- _Short problem_
Reproduce every entry exactly, without alteration.

- _Material for this exercise_
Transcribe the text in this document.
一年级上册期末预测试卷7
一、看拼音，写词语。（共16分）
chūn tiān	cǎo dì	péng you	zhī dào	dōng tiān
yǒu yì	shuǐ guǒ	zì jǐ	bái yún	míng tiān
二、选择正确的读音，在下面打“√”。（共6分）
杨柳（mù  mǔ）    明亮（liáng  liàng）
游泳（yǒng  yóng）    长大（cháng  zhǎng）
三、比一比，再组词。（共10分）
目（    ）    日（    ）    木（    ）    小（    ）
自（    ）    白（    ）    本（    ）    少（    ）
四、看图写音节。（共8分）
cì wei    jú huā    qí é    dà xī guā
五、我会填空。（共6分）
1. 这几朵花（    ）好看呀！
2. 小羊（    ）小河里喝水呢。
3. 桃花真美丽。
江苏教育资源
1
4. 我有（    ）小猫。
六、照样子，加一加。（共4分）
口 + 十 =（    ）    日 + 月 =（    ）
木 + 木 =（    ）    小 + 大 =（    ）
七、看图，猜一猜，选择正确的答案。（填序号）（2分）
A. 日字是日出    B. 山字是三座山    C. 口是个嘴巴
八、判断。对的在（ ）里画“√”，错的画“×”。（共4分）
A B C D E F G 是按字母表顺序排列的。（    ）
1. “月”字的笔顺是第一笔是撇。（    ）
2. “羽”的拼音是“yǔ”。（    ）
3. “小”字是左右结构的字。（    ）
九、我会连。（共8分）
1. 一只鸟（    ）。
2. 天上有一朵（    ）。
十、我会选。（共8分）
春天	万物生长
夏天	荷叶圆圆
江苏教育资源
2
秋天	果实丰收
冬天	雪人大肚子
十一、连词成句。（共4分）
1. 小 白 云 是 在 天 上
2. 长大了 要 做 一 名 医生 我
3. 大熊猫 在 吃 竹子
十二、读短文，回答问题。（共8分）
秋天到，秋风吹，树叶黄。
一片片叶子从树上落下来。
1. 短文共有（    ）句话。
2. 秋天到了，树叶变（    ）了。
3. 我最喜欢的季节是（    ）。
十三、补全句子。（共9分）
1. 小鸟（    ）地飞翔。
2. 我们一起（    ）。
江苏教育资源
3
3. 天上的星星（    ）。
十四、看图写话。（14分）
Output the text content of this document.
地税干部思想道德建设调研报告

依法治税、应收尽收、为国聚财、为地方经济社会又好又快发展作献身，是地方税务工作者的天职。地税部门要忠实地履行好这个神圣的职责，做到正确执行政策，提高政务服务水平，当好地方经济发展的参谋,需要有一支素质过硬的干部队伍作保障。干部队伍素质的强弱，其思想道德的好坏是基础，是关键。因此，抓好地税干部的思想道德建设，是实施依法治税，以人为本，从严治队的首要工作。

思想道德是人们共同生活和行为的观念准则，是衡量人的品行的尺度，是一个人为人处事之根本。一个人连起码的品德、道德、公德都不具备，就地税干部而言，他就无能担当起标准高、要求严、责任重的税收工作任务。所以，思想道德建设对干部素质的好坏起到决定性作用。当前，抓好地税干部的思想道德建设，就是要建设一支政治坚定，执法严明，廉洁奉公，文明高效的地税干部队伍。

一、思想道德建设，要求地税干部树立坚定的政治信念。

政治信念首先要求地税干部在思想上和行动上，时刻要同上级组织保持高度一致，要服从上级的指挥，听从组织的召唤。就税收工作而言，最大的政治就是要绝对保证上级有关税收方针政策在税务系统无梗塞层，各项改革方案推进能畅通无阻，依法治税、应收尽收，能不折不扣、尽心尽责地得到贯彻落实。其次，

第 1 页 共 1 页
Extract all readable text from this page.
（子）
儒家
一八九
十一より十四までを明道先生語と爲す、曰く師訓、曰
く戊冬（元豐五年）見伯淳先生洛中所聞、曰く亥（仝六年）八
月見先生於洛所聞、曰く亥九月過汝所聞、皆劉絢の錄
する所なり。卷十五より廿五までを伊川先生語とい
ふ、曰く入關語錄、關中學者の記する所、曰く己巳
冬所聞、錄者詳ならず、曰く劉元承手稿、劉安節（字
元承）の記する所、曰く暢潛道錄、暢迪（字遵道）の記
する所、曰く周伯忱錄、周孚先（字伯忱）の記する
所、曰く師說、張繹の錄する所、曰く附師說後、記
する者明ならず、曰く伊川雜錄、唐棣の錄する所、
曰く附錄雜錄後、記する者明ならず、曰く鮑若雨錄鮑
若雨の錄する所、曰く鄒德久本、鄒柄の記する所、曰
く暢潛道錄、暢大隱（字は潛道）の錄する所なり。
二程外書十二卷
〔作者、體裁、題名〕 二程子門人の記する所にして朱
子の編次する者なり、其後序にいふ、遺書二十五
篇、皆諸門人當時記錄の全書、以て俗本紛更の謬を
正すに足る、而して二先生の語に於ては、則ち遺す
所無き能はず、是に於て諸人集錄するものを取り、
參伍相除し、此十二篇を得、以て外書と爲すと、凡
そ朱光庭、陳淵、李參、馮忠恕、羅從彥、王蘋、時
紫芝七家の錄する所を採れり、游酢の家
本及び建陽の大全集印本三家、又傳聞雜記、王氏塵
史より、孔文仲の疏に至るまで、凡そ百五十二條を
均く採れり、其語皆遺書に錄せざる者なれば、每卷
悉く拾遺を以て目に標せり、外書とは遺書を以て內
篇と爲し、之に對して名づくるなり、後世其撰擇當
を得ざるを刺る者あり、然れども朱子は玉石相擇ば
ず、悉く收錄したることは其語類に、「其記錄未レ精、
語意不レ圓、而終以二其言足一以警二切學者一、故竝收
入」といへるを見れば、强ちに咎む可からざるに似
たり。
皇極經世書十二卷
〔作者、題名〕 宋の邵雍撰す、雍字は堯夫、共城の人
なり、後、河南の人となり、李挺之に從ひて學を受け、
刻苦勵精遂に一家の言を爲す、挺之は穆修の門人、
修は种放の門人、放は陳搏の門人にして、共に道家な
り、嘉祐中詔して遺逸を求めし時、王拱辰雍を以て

- _Answer to the task_
Transcribe the text in this document.
一年级上册期末预测试卷7
一、看拼音，写词语。（共16分）
chūn tiān	cǎo dì	péng you	zhī dào	dōng tiān
yǒu yì	shuǐ guǒ	zì jǐ	bái yún	míng tiān
二、选择正确的读音，在下面打“√”。（共6分）
杨柳（mù  mǔ）    明亮（liáng  liàng）
游泳（yǒng  yóng）    长大（cháng  zhǎng）
三、比一比，再组词。（共10分）
目（    ）    日（    ）    木（    ）    小（    ）
自（    ）    白（    ）    本（    ）    少（    ）
四、看图写音节。（共8分）
cì wei    jú huā    qí é    dà xī guā
五、我会填空。（共6分）
1. 这几朵花（    ）好看呀！
2. 小羊（    ）小河里喝水呢。
3. 桃花真美丽。
江苏教育资源
1
4. 我有（    ）小猫。
六、照样子，加一加。（共4分）
口 + 十 =（    ）    日 + 月 =（    ）
木 + 木 =（    ）    小 + 大 =（    ）
七、看图，猜一猜，选择正确的答案。（填序号）（2分）
A. 日字是日出    B. 山字是三座山    C. 口是个嘴巴
八、判断。对的在（ ）里画“√”，错的画“×”。（共4分）
A B C D E F G 是按字母表顺序排列的。（    ）
1. “月”字的笔顺是第一笔是撇。（    ）
2. “羽”的拼音是“yǔ”。（    ）
3. “小”字是左右结构的字。（    ）
九、我会连。（共8分）
1. 一只鸟（    ）。
2. 天上有一朵（    ）。
十、我会选。（共8分）
春天	万物生长
夏天	荷叶圆圆
江苏教育资源
2
秋天	果实丰收
冬天	雪人大肚子
十一、连词成句。（共4分）
1. 小 白 云 是 在 天 上
2. 长大了 要 做 一 名 医生 我
3. 大熊猫 在 吃 竹子
十二、读短文，回答问题。（共8分）
秋天到，秋风吹，树叶黄。
一片片叶子从树上落下来。
1. 短文共有（    ）句话。
2. 秋天到了，树叶变（    ）了。
3. 我最喜欢的季节是（    ）。
十三、补全句子。（共9分）
1. 小鸟（    ）地飞翔。
2. 我们一起（    ）。
江苏教育资源
3
3. 天上的星星（    ）。
十四、看图写话。（14分）
Output the text content of this document.
地税干部思想道德建设调研报告

依法治税、应收尽收、为国聚财、为地方经济社会又好又快发展作献身，是地方税务工作者的天职。地税部门要忠实地履行好这个神圣的职责，做到正确执行政策，提高政务服务水平，当好地方经济发展的参谋,需要有一支素质过硬的干部队伍作保障。干部队伍素质的强弱，其思想道德的好坏是基础，是关键。因此，抓好地税干部的思想道德建设，是实施依法治税，以人为本，从严治队的首要工作。

思想道德是人们共同生活和行为的观念准则，是衡量人的品行的尺度，是一个人为人处事之根本。一个人连起码的品德、道德、公德都不具备，就地税干部而言，他就无能担当起标准高、要求严、责任重的税收工作任务。所以，思想道德建设对干部素质的好坏起到决定性作用。当前，抓好地税干部的思想道德建设，就是要建设一支政治坚定，执法严明，廉洁奉公，文明高效的地税干部队伍。

一、思想道德建设，要求地税干部树立坚定的政治信念。

政治信念首先要求地税干部在思想上和行动上，时刻要同上级组织保持高度一致，要服从上级的指挥，听从组织的召唤。就税收工作而言，最大的政治就是要绝对保证上级有关税收方针政策在税务系统无梗塞层，各项改革方案推进能畅通无阻，依法治税、应收尽收，能不折不扣、尽心尽责地得到贯彻落实。其次，

第 1 页 共 1 页
Extract all readable text from this page.
（子）
儒家
一八九
十一より十四までを明道先生語と爲す、曰く師訓、曰
く戊冬（元豐五年）見伯淳先生洛中所聞、曰く亥（仝六年）八
月見先生於洛所聞、曰く亥九月過汝所聞、皆劉絢の錄
する所なり。卷十五より廿五までを伊川先生語とい
ふ、曰く入關語錄、關中學者の記する所、曰く己巳
冬所聞、錄者詳ならず、曰く劉元承手稿、劉安節（字
元承）の記する所、曰く暢潛道錄、暢迪（字遵道）の記
する所、曰く周伯忱錄、周孚先（字伯忱）の記する
所、曰く師說、張繹の錄する所、曰く附師說後、記
する者明ならず、曰く伊川雜錄、唐棣の錄する所、
曰く附錄雜錄後、記する者明ならず、曰く鮑若雨錄鮑
若雨の錄する所、曰く鄒德久本、鄒柄の記する所、曰
く暢潛道錄、暢大隱（字は潛道）の錄する所なり。
二程外書十二卷
〔作者、體裁、題名〕 二程子門人の記する所にして朱
子の編次する者なり、其後序にいふ、遺書二十五
篇、皆諸門人當時記錄の全書、以て俗本紛更の謬を
正すに足る、而して二先生の語に於ては、則ち遺す
所無き能はず、是に於て諸人集錄するものを取り、
參伍相除し、此十二篇を得、以て外書と爲すと、凡
そ朱光庭、陳淵、李參、馮忠恕、羅從彥、王蘋、時
紫芝七家の錄する所を採れり、游酢の家
本及び建陽の大全集印本三家、又傳聞雜記、王氏塵
史より、孔文仲の疏に至るまで、凡そ百五十二條を
均く採れり、其語皆遺書に錄せざる者なれば、每卷
悉く拾遺を以て目に標せり、外書とは遺書を以て內
篇と爲し、之に對して名づくるなり、後世其撰擇當
を得ざるを刺る者あり、然れども朱子は玉石相擇ば
ず、悉く收錄したることは其語類に、「其記錄未レ精、
語意不レ圓、而終以二其言足一以警二切學者一、故竝收
入」といへるを見れば、强ちに咎む可からざるに似
たり。
皇極經世書十二卷
〔作者、題名〕 宋の邵雍撰す、雍字は堯夫、共城の人
なり、後、河南の人となり、李挺之に從ひて學を受け、
刻苦勵精遂に一家の言を爲す、挺之は穆修の門人、
修は种放の門人、放は陳搏の門人にして、共に道家な
り、嘉祐中詔して遺逸を求めし時、王拱辰雍を以て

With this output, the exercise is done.